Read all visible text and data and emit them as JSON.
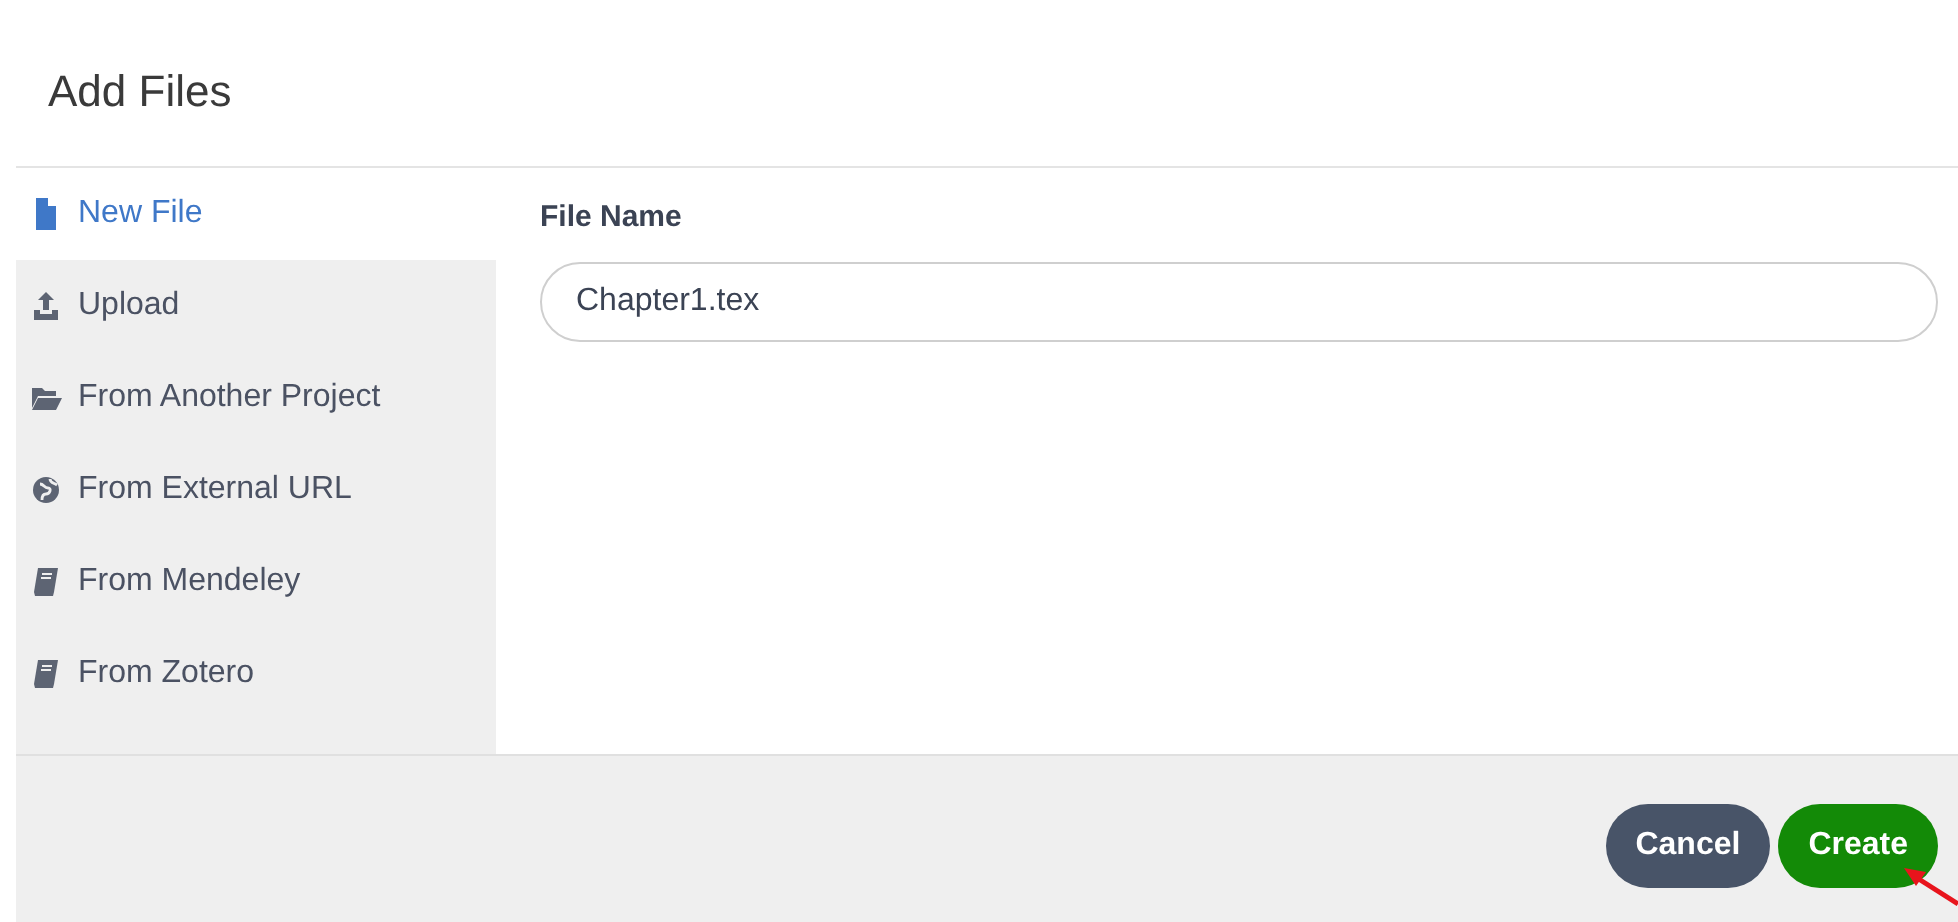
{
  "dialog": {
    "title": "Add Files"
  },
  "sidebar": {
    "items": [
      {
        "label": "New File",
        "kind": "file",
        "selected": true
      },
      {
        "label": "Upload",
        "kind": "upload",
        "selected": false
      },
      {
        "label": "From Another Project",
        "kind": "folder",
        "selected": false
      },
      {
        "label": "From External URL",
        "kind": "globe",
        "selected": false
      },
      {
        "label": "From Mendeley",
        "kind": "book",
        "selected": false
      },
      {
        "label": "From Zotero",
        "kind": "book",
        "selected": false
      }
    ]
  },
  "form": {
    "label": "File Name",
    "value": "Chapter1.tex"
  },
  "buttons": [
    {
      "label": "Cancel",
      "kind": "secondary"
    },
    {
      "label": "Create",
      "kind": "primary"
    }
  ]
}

^^^^^^^^

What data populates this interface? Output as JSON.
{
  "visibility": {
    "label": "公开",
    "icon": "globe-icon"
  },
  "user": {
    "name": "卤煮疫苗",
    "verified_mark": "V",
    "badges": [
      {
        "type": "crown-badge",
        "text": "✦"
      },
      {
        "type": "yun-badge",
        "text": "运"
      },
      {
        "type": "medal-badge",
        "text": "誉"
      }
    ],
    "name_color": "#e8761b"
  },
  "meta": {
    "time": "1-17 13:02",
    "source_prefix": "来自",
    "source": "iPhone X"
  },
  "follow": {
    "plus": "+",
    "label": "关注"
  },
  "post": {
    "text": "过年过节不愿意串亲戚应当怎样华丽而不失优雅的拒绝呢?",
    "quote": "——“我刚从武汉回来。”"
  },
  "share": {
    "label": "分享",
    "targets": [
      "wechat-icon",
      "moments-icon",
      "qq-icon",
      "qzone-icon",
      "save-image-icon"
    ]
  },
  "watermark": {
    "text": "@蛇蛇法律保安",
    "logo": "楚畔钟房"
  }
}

^^^^^^^^

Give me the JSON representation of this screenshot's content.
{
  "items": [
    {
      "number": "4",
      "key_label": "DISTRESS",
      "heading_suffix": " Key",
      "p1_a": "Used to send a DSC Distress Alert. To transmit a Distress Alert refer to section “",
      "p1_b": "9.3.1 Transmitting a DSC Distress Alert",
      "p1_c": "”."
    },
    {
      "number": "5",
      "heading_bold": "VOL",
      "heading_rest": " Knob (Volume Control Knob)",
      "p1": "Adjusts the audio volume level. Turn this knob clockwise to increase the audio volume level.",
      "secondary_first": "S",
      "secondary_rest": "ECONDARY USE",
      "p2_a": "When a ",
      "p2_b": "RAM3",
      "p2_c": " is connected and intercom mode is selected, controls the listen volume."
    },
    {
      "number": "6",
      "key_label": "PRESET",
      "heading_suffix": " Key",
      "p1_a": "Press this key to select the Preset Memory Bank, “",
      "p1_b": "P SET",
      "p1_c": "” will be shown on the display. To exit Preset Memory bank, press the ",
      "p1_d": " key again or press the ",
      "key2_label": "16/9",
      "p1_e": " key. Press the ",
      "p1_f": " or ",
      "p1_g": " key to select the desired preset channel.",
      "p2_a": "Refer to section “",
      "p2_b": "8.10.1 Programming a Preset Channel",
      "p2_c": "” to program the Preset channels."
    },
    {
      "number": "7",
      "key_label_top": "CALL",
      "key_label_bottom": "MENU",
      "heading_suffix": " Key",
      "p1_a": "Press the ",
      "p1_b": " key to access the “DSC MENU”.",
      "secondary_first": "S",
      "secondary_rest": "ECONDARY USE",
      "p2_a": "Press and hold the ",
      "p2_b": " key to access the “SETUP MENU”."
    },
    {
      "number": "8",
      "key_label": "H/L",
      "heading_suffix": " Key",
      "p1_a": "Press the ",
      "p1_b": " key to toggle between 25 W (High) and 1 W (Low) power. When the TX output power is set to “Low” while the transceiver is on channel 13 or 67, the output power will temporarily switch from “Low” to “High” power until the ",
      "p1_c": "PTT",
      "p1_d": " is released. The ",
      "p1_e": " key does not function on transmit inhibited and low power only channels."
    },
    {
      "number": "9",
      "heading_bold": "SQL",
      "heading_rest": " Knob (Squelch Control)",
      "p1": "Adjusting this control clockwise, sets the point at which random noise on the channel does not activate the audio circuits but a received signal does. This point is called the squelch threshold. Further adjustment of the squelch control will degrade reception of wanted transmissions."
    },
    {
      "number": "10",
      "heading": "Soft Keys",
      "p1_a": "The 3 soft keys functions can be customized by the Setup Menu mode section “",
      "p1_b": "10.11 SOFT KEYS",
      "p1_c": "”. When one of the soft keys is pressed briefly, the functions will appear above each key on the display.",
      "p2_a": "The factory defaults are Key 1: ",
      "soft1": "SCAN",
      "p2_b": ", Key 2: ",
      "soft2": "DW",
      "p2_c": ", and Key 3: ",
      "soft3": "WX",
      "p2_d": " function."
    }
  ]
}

^^^^^^^^

Find each line holding the string "Memory" and copy it out.

» Solution for this exercise
      "p1_a": "Press this key to select the Preset Memory Bank, “",
      "p1_c": "” will be shown on the display. To exit Preset Memory bank, press the ",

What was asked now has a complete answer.